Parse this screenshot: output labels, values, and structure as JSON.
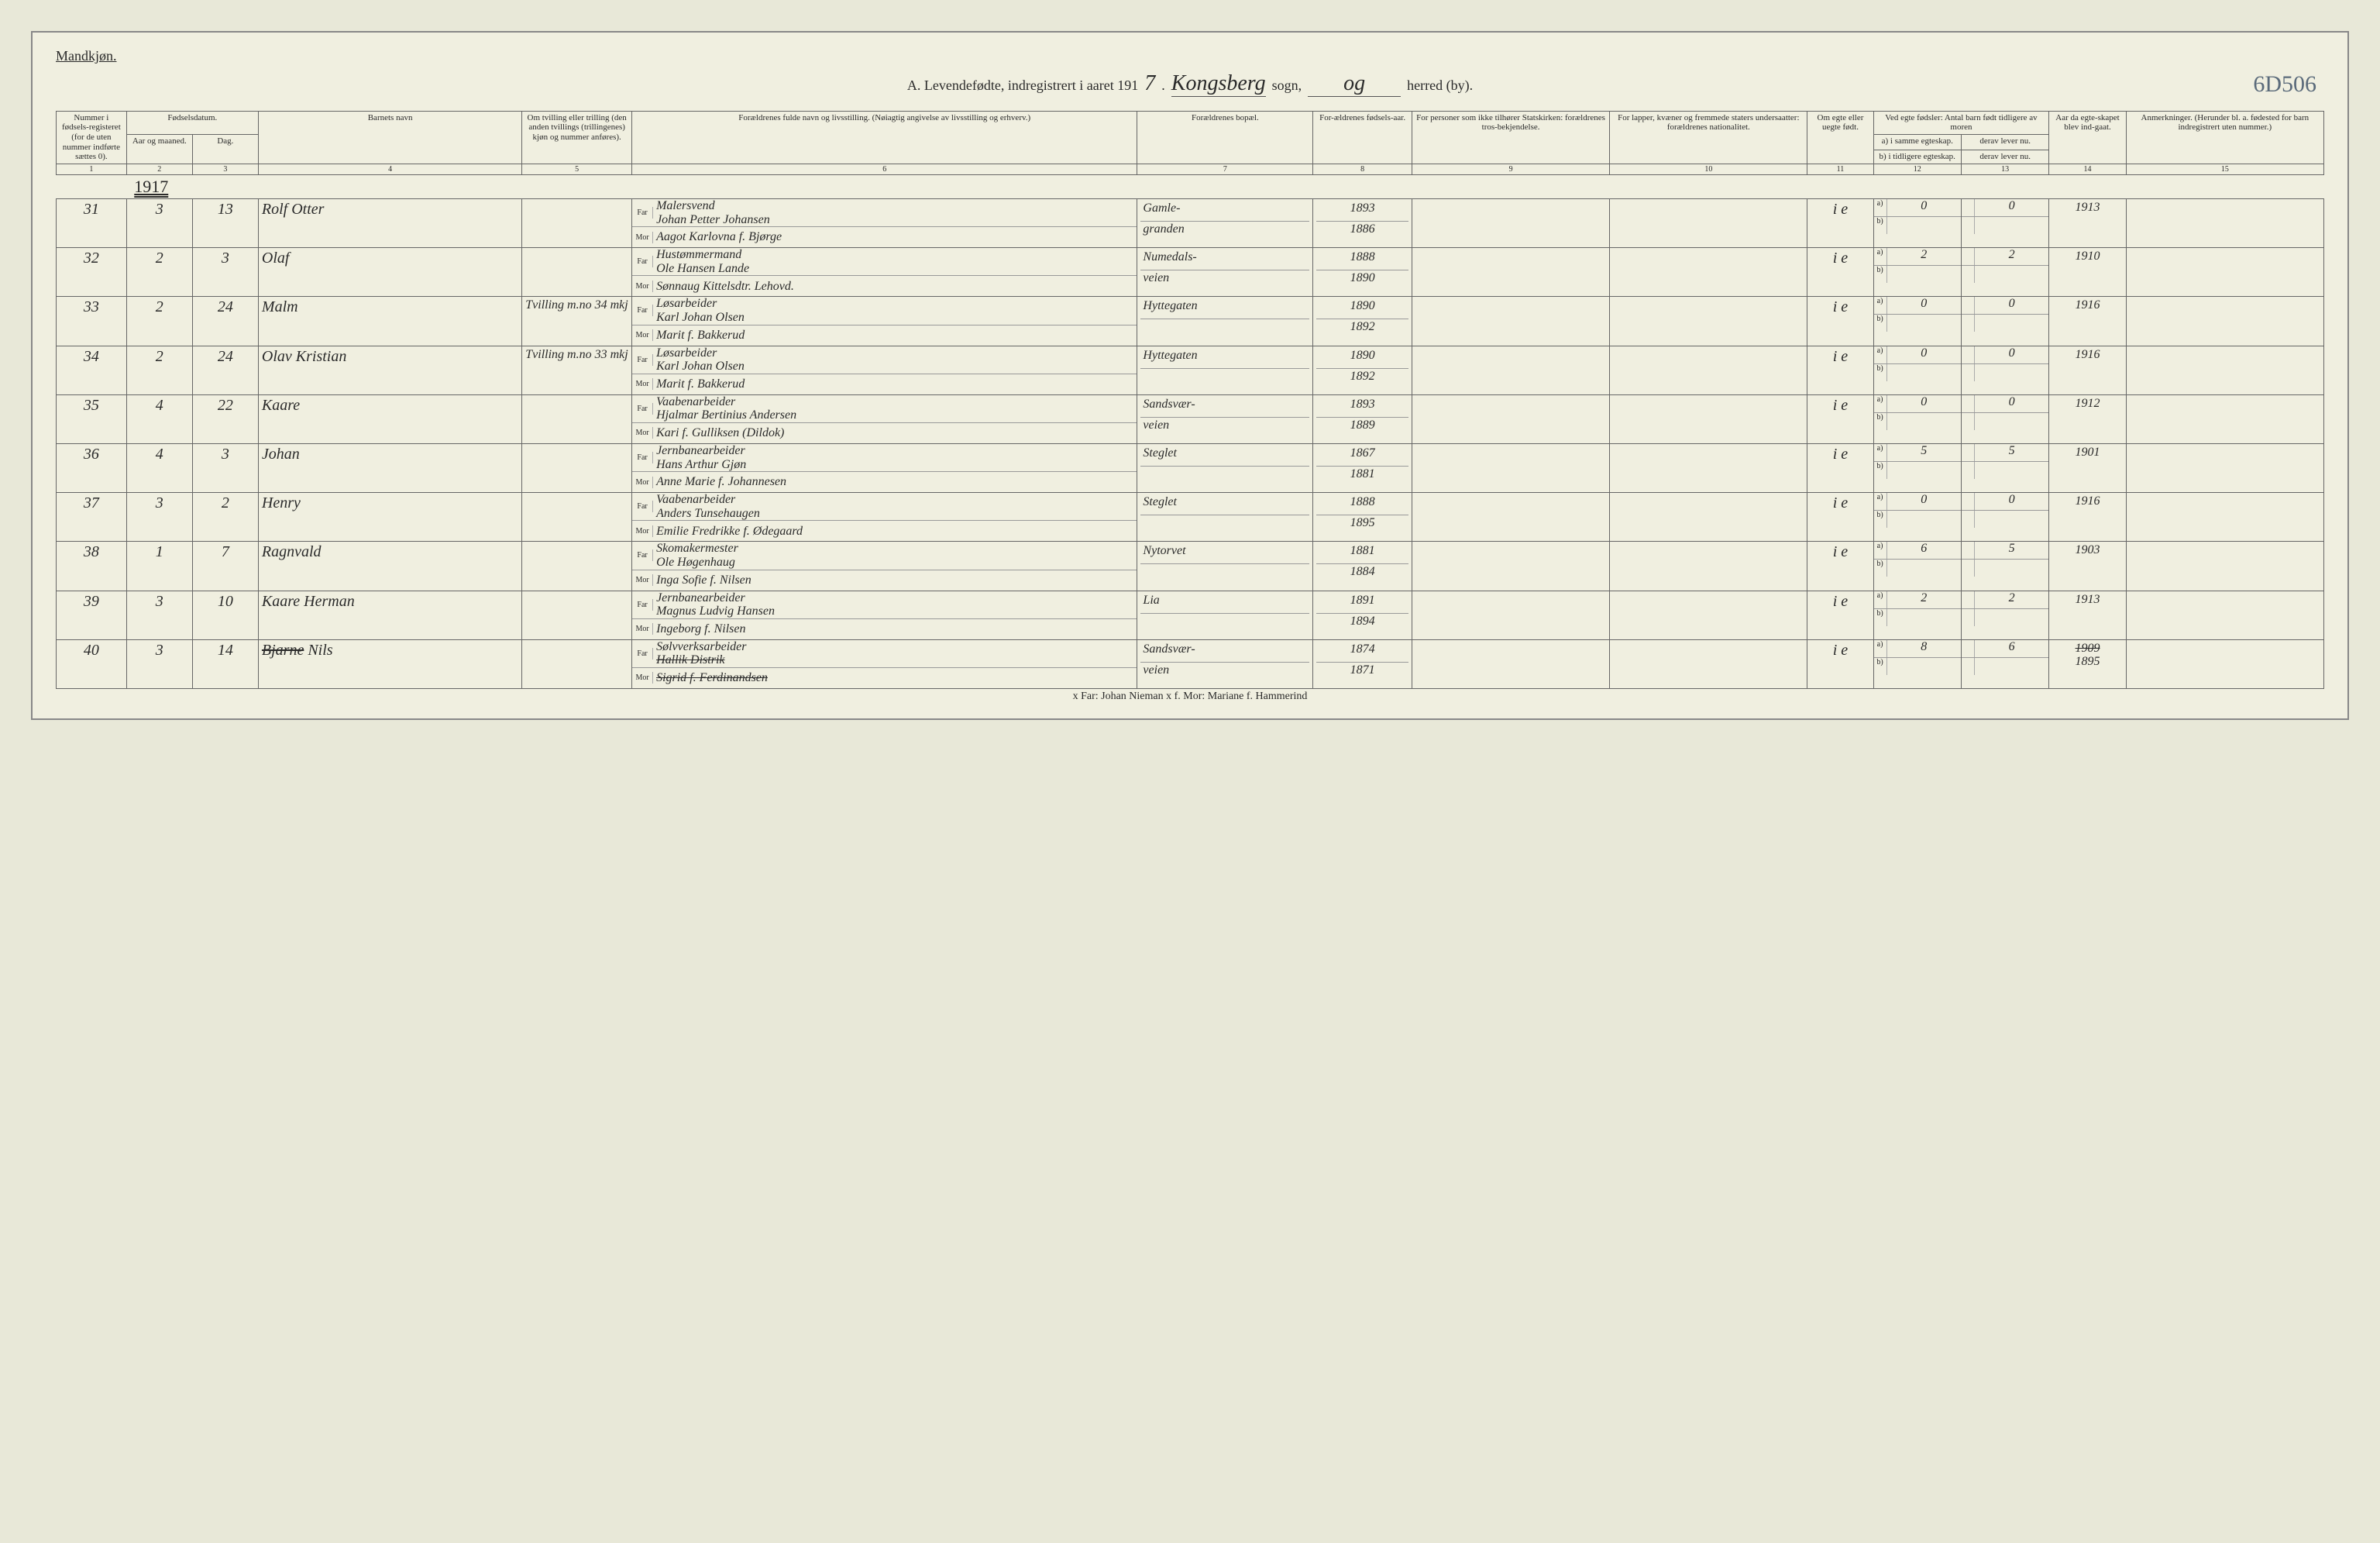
{
  "header": {
    "gender_label": "Mandkjøn.",
    "title_prefix": "A. Levendefødte, indregistrert i aaret 191",
    "year_digit": "7",
    "sogn_hand": "Kongsberg",
    "sogn_label": "sogn,",
    "og_hand": "og",
    "herred_label": "herred (by).",
    "corner_note": "6D506"
  },
  "columns": {
    "c1": "Nummer i fødsels-registeret (for de uten nummer indførte sættes 0).",
    "c2_group": "Fødselsdatum.",
    "c2": "Aar og maaned.",
    "c3": "Dag.",
    "c4": "Barnets navn",
    "c5": "Om tvilling eller trilling (den anden tvillings (trillingenes) kjøn og nummer anføres).",
    "c6": "Forældrenes fulde navn og livsstilling. (Nøiagtig angivelse av livsstilling og erhverv.)",
    "c7": "Forældrenes bopæl.",
    "c8": "For-ældrenes fødsels-aar.",
    "c9": "For personer som ikke tilhører Statskirken: forældrenes tros-bekjendelse.",
    "c10": "For lapper, kvæner og fremmede staters undersaatter: forældrenes nationalitet.",
    "c11": "Om egte eller uegte født.",
    "c12_group": "Ved egte fødsler: Antal barn født tidligere av moren",
    "c12a": "a) i samme egteskap.",
    "c12b": "b) i tidligere egteskap.",
    "c13a": "derav lever nu.",
    "c13b": "derav lever nu.",
    "c14": "Aar da egte-skapet blev ind-gaat.",
    "c15": "Anmerkninger. (Herunder bl. a. fødested for barn indregistrert uten nummer.)"
  },
  "colnums": [
    "1",
    "2",
    "3",
    "4",
    "5",
    "6",
    "7",
    "8",
    "9",
    "10",
    "11",
    "12",
    "13",
    "14",
    "15"
  ],
  "year_marker": "1917",
  "far_label": "Far",
  "mor_label": "Mor",
  "rows": [
    {
      "num": "31",
      "month": "3",
      "day": "13",
      "name": "Rolf Otter",
      "twin": "",
      "occ": "Malersvend",
      "far": "Johan Petter Johansen",
      "mor": "Aagot Karlovna f. Bjørge",
      "res1": "Gamle-",
      "res2": "granden",
      "fy": "1893",
      "my": "1886",
      "egte": "i e",
      "a": "0",
      "b": "",
      "d1": "0",
      "d2": "",
      "marr": "1913",
      "rem": ""
    },
    {
      "num": "32",
      "month": "2",
      "day": "3",
      "name": "Olaf",
      "twin": "",
      "occ": "Hustømmermand",
      "far": "Ole Hansen Lande",
      "mor": "Sønnaug Kittelsdtr. Lehovd.",
      "res1": "Numedals-",
      "res2": "veien",
      "fy": "1888",
      "my": "1890",
      "egte": "i e",
      "a": "2",
      "b": "",
      "d1": "2",
      "d2": "",
      "marr": "1910",
      "rem": ""
    },
    {
      "num": "33",
      "month": "2",
      "day": "24",
      "name": "Malm",
      "twin": "Tvilling m.no 34 mkj",
      "occ": "Løsarbeider",
      "far": "Karl Johan Olsen",
      "mor": "Marit f. Bakkerud",
      "res1": "Hyttegaten",
      "res2": "",
      "fy": "1890",
      "my": "1892",
      "egte": "i e",
      "a": "0",
      "b": "",
      "d1": "0",
      "d2": "",
      "marr": "1916",
      "rem": ""
    },
    {
      "num": "34",
      "month": "2",
      "day": "24",
      "name": "Olav Kristian",
      "twin": "Tvilling m.no 33 mkj",
      "occ": "Løsarbeider",
      "far": "Karl Johan Olsen",
      "mor": "Marit f. Bakkerud",
      "res1": "Hyttegaten",
      "res2": "",
      "fy": "1890",
      "my": "1892",
      "egte": "i e",
      "a": "0",
      "b": "",
      "d1": "0",
      "d2": "",
      "marr": "1916",
      "rem": ""
    },
    {
      "num": "35",
      "month": "4",
      "day": "22",
      "name": "Kaare",
      "twin": "",
      "occ": "Vaabenarbeider",
      "far": "Hjalmar Bertinius Andersen",
      "mor": "Kari f. Gulliksen (Dildok)",
      "res1": "Sandsvær-",
      "res2": "veien",
      "fy": "1893",
      "my": "1889",
      "egte": "i e",
      "a": "0",
      "b": "",
      "d1": "0",
      "d2": "",
      "marr": "1912",
      "rem": ""
    },
    {
      "num": "36",
      "month": "4",
      "day": "3",
      "name": "Johan",
      "twin": "",
      "occ": "Jernbanearbeider",
      "far": "Hans Arthur Gjøn",
      "mor": "Anne Marie f. Johannesen",
      "res1": "Steglet",
      "res2": "",
      "fy": "1867",
      "my": "1881",
      "egte": "i e",
      "a": "5",
      "b": "",
      "d1": "5",
      "d2": "",
      "marr": "1901",
      "rem": ""
    },
    {
      "num": "37",
      "month": "3",
      "day": "2",
      "name": "Henry",
      "twin": "",
      "occ": "Vaabenarbeider",
      "far": "Anders Tunsehaugen",
      "mor": "Emilie Fredrikke f. Ødegaard",
      "res1": "Steglet",
      "res2": "",
      "fy": "1888",
      "my": "1895",
      "egte": "i e",
      "a": "0",
      "b": "",
      "d1": "0",
      "d2": "",
      "marr": "1916",
      "rem": ""
    },
    {
      "num": "38",
      "month": "1",
      "day": "7",
      "name": "Ragnvald",
      "twin": "",
      "occ": "Skomakermester",
      "far": "Ole Høgenhaug",
      "mor": "Inga Sofie f. Nilsen",
      "res1": "Nytorvet",
      "res2": "",
      "fy": "1881",
      "my": "1884",
      "egte": "i e",
      "a": "6",
      "b": "",
      "d1": "5",
      "d2": "",
      "marr": "1903",
      "rem": ""
    },
    {
      "num": "39",
      "month": "3",
      "day": "10",
      "name": "Kaare Herman",
      "twin": "",
      "occ": "Jernbanearbeider",
      "far": "Magnus Ludvig Hansen",
      "mor": "Ingeborg f. Nilsen",
      "res1": "Lia",
      "res2": "",
      "fy": "1891",
      "my": "1894",
      "egte": "i e",
      "a": "2",
      "b": "",
      "d1": "2",
      "d2": "",
      "marr": "1913",
      "rem": ""
    },
    {
      "num": "40",
      "month": "3",
      "day": "14",
      "name": "Nils",
      "name_strike": "Bjarne",
      "twin": "",
      "occ": "Sølvverksarbeider",
      "far": "Hallik Distrik",
      "far_strike": true,
      "mor": "Sigrid f. Ferdinandsen",
      "mor_strike": true,
      "res1": "Sandsvær-",
      "res2": "veien",
      "fy": "1874",
      "my": "1871",
      "egte": "i e",
      "a": "8",
      "b": "",
      "d1": "6",
      "d2": "",
      "marr": "1895",
      "marr_strike": "1909",
      "rem": ""
    }
  ],
  "footer_note": "x Far: Johan Nieman  x f. Mor: Mariane f. Hammerind",
  "widths": {
    "c1": "3.2%",
    "c2": "3%",
    "c3": "3%",
    "c4": "12%",
    "c5": "5%",
    "c6": "23%",
    "c7": "8%",
    "c8": "4.5%",
    "c9": "9%",
    "c10": "9%",
    "c11": "3%",
    "c12": "4%",
    "c13": "4%",
    "c14": "3.5%",
    "c15": "9%"
  }
}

══════

What to produce: Exact repetition of the material above is required, with the images removed.

Reply:
Parse this screenshot: output labels, values, and structure as JSON.
{
  "header": {
    "gender_label": "Mandkjøn.",
    "title_prefix": "A. Levendefødte, indregistrert i aaret 191",
    "year_digit": "7",
    "sogn_hand": "Kongsberg",
    "sogn_label": "sogn,",
    "og_hand": "og",
    "herred_label": "herred (by).",
    "corner_note": "6D506"
  },
  "columns": {
    "c1": "Nummer i fødsels-registeret (for de uten nummer indførte sættes 0).",
    "c2_group": "Fødselsdatum.",
    "c2": "Aar og maaned.",
    "c3": "Dag.",
    "c4": "Barnets navn",
    "c5": "Om tvilling eller trilling (den anden tvillings (trillingenes) kjøn og nummer anføres).",
    "c6": "Forældrenes fulde navn og livsstilling. (Nøiagtig angivelse av livsstilling og erhverv.)",
    "c7": "Forældrenes bopæl.",
    "c8": "For-ældrenes fødsels-aar.",
    "c9": "For personer som ikke tilhører Statskirken: forældrenes tros-bekjendelse.",
    "c10": "For lapper, kvæner og fremmede staters undersaatter: forældrenes nationalitet.",
    "c11": "Om egte eller uegte født.",
    "c12_group": "Ved egte fødsler: Antal barn født tidligere av moren",
    "c12a": "a) i samme egteskap.",
    "c12b": "b) i tidligere egteskap.",
    "c13a": "derav lever nu.",
    "c13b": "derav lever nu.",
    "c14": "Aar da egte-skapet blev ind-gaat.",
    "c15": "Anmerkninger. (Herunder bl. a. fødested for barn indregistrert uten nummer.)"
  },
  "colnums": [
    "1",
    "2",
    "3",
    "4",
    "5",
    "6",
    "7",
    "8",
    "9",
    "10",
    "11",
    "12",
    "13",
    "14",
    "15"
  ],
  "year_marker": "1917",
  "far_label": "Far",
  "mor_label": "Mor",
  "rows": [
    {
      "num": "31",
      "month": "3",
      "day": "13",
      "name": "Rolf Otter",
      "twin": "",
      "occ": "Malersvend",
      "far": "Johan Petter Johansen",
      "mor": "Aagot Karlovna f. Bjørge",
      "res1": "Gamle-",
      "res2": "granden",
      "fy": "1893",
      "my": "1886",
      "egte": "i e",
      "a": "0",
      "b": "",
      "d1": "0",
      "d2": "",
      "marr": "1913",
      "rem": ""
    },
    {
      "num": "32",
      "month": "2",
      "day": "3",
      "name": "Olaf",
      "twin": "",
      "occ": "Hustømmermand",
      "far": "Ole Hansen Lande",
      "mor": "Sønnaug Kittelsdtr. Lehovd.",
      "res1": "Numedals-",
      "res2": "veien",
      "fy": "1888",
      "my": "1890",
      "egte": "i e",
      "a": "2",
      "b": "",
      "d1": "2",
      "d2": "",
      "marr": "1910",
      "rem": ""
    },
    {
      "num": "33",
      "month": "2",
      "day": "24",
      "name": "Malm",
      "twin": "Tvilling m.no 34 mkj",
      "occ": "Løsarbeider",
      "far": "Karl Johan Olsen",
      "mor": "Marit f. Bakkerud",
      "res1": "Hyttegaten",
      "res2": "",
      "fy": "1890",
      "my": "1892",
      "egte": "i e",
      "a": "0",
      "b": "",
      "d1": "0",
      "d2": "",
      "marr": "1916",
      "rem": ""
    },
    {
      "num": "34",
      "month": "2",
      "day": "24",
      "name": "Olav Kristian",
      "twin": "Tvilling m.no 33 mkj",
      "occ": "Løsarbeider",
      "far": "Karl Johan Olsen",
      "mor": "Marit f. Bakkerud",
      "res1": "Hyttegaten",
      "res2": "",
      "fy": "1890",
      "my": "1892",
      "egte": "i e",
      "a": "0",
      "b": "",
      "d1": "0",
      "d2": "",
      "marr": "1916",
      "rem": ""
    },
    {
      "num": "35",
      "month": "4",
      "day": "22",
      "name": "Kaare",
      "twin": "",
      "occ": "Vaabenarbeider",
      "far": "Hjalmar Bertinius Andersen",
      "mor": "Kari f. Gulliksen (Dildok)",
      "res1": "Sandsvær-",
      "res2": "veien",
      "fy": "1893",
      "my": "1889",
      "egte": "i e",
      "a": "0",
      "b": "",
      "d1": "0",
      "d2": "",
      "marr": "1912",
      "rem": ""
    },
    {
      "num": "36",
      "month": "4",
      "day": "3",
      "name": "Johan",
      "twin": "",
      "occ": "Jernbanearbeider",
      "far": "Hans Arthur Gjøn",
      "mor": "Anne Marie f. Johannesen",
      "res1": "Steglet",
      "res2": "",
      "fy": "1867",
      "my": "1881",
      "egte": "i e",
      "a": "5",
      "b": "",
      "d1": "5",
      "d2": "",
      "marr": "1901",
      "rem": ""
    },
    {
      "num": "37",
      "month": "3",
      "day": "2",
      "name": "Henry",
      "twin": "",
      "occ": "Vaabenarbeider",
      "far": "Anders Tunsehaugen",
      "mor": "Emilie Fredrikke f. Ødegaard",
      "res1": "Steglet",
      "res2": "",
      "fy": "1888",
      "my": "1895",
      "egte": "i e",
      "a": "0",
      "b": "",
      "d1": "0",
      "d2": "",
      "marr": "1916",
      "rem": ""
    },
    {
      "num": "38",
      "month": "1",
      "day": "7",
      "name": "Ragnvald",
      "twin": "",
      "occ": "Skomakermester",
      "far": "Ole Høgenhaug",
      "mor": "Inga Sofie f. Nilsen",
      "res1": "Nytorvet",
      "res2": "",
      "fy": "1881",
      "my": "1884",
      "egte": "i e",
      "a": "6",
      "b": "",
      "d1": "5",
      "d2": "",
      "marr": "1903",
      "rem": ""
    },
    {
      "num": "39",
      "month": "3",
      "day": "10",
      "name": "Kaare Herman",
      "twin": "",
      "occ": "Jernbanearbeider",
      "far": "Magnus Ludvig Hansen",
      "mor": "Ingeborg f. Nilsen",
      "res1": "Lia",
      "res2": "",
      "fy": "1891",
      "my": "1894",
      "egte": "i e",
      "a": "2",
      "b": "",
      "d1": "2",
      "d2": "",
      "marr": "1913",
      "rem": ""
    },
    {
      "num": "40",
      "month": "3",
      "day": "14",
      "name": "Nils",
      "name_strike": "Bjarne",
      "twin": "",
      "occ": "Sølvverksarbeider",
      "far": "Hallik Distrik",
      "far_strike": true,
      "mor": "Sigrid f. Ferdinandsen",
      "mor_strike": true,
      "res1": "Sandsvær-",
      "res2": "veien",
      "fy": "1874",
      "my": "1871",
      "egte": "i e",
      "a": "8",
      "b": "",
      "d1": "6",
      "d2": "",
      "marr": "1895",
      "marr_strike": "1909",
      "rem": ""
    }
  ],
  "footer_note": "x Far: Johan Nieman  x f. Mor: Mariane f. Hammerind",
  "widths": {
    "c1": "3.2%",
    "c2": "3%",
    "c3": "3%",
    "c4": "12%",
    "c5": "5%",
    "c6": "23%",
    "c7": "8%",
    "c8": "4.5%",
    "c9": "9%",
    "c10": "9%",
    "c11": "3%",
    "c12": "4%",
    "c13": "4%",
    "c14": "3.5%",
    "c15": "9%"
  }
}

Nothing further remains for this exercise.